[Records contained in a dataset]
——

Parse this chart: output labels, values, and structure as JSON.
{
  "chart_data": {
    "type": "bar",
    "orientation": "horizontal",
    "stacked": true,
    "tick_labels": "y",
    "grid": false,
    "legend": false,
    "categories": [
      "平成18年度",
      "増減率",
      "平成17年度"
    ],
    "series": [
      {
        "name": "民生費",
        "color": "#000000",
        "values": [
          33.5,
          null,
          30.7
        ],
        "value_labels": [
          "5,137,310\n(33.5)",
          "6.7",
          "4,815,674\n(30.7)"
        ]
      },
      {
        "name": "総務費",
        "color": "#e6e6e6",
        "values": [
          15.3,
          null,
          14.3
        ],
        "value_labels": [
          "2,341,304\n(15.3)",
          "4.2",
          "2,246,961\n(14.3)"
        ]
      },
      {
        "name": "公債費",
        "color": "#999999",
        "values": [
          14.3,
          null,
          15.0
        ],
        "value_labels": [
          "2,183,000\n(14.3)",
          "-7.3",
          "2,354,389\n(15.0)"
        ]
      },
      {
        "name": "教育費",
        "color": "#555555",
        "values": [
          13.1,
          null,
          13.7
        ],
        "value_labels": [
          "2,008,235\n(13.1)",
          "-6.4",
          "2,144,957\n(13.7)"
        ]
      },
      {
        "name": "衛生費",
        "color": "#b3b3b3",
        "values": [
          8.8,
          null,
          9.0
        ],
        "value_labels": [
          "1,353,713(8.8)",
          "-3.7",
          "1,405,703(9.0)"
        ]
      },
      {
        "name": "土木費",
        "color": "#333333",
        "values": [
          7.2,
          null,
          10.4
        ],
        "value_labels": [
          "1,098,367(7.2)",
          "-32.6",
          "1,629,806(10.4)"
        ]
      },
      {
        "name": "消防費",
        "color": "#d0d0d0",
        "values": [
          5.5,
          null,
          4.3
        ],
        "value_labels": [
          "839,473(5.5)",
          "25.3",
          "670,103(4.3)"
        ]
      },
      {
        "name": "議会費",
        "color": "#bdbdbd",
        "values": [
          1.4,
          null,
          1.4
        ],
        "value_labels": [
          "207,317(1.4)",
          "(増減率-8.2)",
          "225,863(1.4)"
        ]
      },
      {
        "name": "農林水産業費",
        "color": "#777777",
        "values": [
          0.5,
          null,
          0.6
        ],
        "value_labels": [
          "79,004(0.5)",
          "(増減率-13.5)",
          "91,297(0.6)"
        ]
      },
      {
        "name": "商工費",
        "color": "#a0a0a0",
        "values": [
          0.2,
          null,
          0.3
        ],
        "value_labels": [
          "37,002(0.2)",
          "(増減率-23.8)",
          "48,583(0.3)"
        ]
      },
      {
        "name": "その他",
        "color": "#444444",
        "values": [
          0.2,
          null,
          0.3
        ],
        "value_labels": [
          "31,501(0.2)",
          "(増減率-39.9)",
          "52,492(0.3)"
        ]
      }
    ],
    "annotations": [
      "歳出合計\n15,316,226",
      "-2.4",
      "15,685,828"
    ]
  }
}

——

> _Short problem_
Extract the entries above verbatim.

> _Exercise output_
Parse this chart: output labels, values, and structure as JSON.
{
  "chart_data": {
    "type": "bar",
    "orientation": "horizontal",
    "stacked": true,
    "tick_labels": "y",
    "grid": false,
    "legend": false,
    "categories": [
      "平成18年度",
      "増減率",
      "平成17年度"
    ],
    "series": [
      {
        "name": "民生費",
        "color": "#000000",
        "values": [
          33.5,
          null,
          30.7
        ],
        "value_labels": [
          "5,137,310\n(33.5)",
          "6.7",
          "4,815,674\n(30.7)"
        ]
      },
      {
        "name": "総務費",
        "color": "#e6e6e6",
        "values": [
          15.3,
          null,
          14.3
        ],
        "value_labels": [
          "2,341,304\n(15.3)",
          "4.2",
          "2,246,961\n(14.3)"
        ]
      },
      {
        "name": "公債費",
        "color": "#999999",
        "values": [
          14.3,
          null,
          15.0
        ],
        "value_labels": [
          "2,183,000\n(14.3)",
          "-7.3",
          "2,354,389\n(15.0)"
        ]
      },
      {
        "name": "教育費",
        "color": "#555555",
        "values": [
          13.1,
          null,
          13.7
        ],
        "value_labels": [
          "2,008,235\n(13.1)",
          "-6.4",
          "2,144,957\n(13.7)"
        ]
      },
      {
        "name": "衛生費",
        "color": "#b3b3b3",
        "values": [
          8.8,
          null,
          9.0
        ],
        "value_labels": [
          "1,353,713(8.8)",
          "-3.7",
          "1,405,703(9.0)"
        ]
      },
      {
        "name": "土木費",
        "color": "#333333",
        "values": [
          7.2,
          null,
          10.4
        ],
        "value_labels": [
          "1,098,367(7.2)",
          "-32.6",
          "1,629,806(10.4)"
        ]
      },
      {
        "name": "消防費",
        "color": "#d0d0d0",
        "values": [
          5.5,
          null,
          4.3
        ],
        "value_labels": [
          "839,473(5.5)",
          "25.3",
          "670,103(4.3)"
        ]
      },
      {
        "name": "議会費",
        "color": "#bdbdbd",
        "values": [
          1.4,
          null,
          1.4
        ],
        "value_labels": [
          "207,317(1.4)",
          "(増減率-8.2)",
          "225,863(1.4)"
        ]
      },
      {
        "name": "農林水産業費",
        "color": "#777777",
        "values": [
          0.5,
          null,
          0.6
        ],
        "value_labels": [
          "79,004(0.5)",
          "(増減率-13.5)",
          "91,297(0.6)"
        ]
      },
      {
        "name": "商工費",
        "color": "#a0a0a0",
        "values": [
          0.2,
          null,
          0.3
        ],
        "value_labels": [
          "37,002(0.2)",
          "(増減率-23.8)",
          "48,583(0.3)"
        ]
      },
      {
        "name": "その他",
        "color": "#444444",
        "values": [
          0.2,
          null,
          0.3
        ],
        "value_labels": [
          "31,501(0.2)",
          "(増減率-39.9)",
          "52,492(0.3)"
        ]
      }
    ],
    "annotations": [
      "歳出合計\n15,316,226",
      "-2.4",
      "15,685,828"
    ]
  }
}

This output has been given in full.